Requirement>
Keep the pictures out and restate every record exactly.

#### Dataset rows

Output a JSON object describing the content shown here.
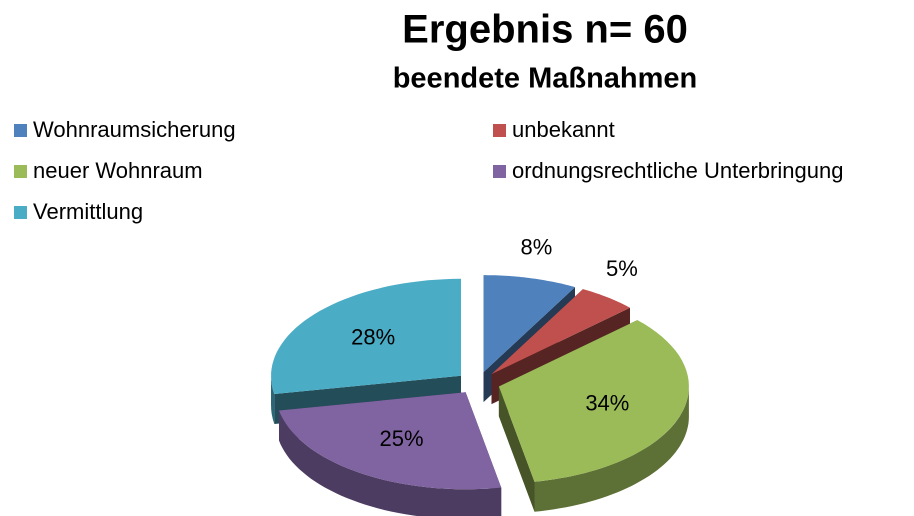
{
  "chart_data": {
    "type": "pie",
    "title": "Ergebnis n= 60",
    "subtitle": "beendete Maßnahmen",
    "categories": [
      "Wohnraumsicherung",
      "unbekannt",
      "neuer Wohnraum",
      "ordnungsrechtliche Unterbringung",
      "Vermittlung"
    ],
    "values": [
      8,
      5,
      34,
      25,
      28
    ],
    "value_labels": [
      "8%",
      "5%",
      "34%",
      "25%",
      "28%"
    ],
    "colors": [
      "#4f81bd",
      "#c0504d",
      "#9bbb59",
      "#8064a2",
      "#4bacc6"
    ],
    "legend": "top"
  }
}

########

Response to this exercise>
Output a JSON object describing the content shown here.
{
  "chart_data": {
    "type": "pie",
    "title": "Ergebnis n= 60",
    "subtitle": "beendete Maßnahmen",
    "categories": [
      "Wohnraumsicherung",
      "unbekannt",
      "neuer Wohnraum",
      "ordnungsrechtliche Unterbringung",
      "Vermittlung"
    ],
    "values": [
      8,
      5,
      34,
      25,
      28
    ],
    "value_labels": [
      "8%",
      "5%",
      "34%",
      "25%",
      "28%"
    ],
    "colors": [
      "#4f81bd",
      "#c0504d",
      "#9bbb59",
      "#8064a2",
      "#4bacc6"
    ],
    "legend": "top"
  }
}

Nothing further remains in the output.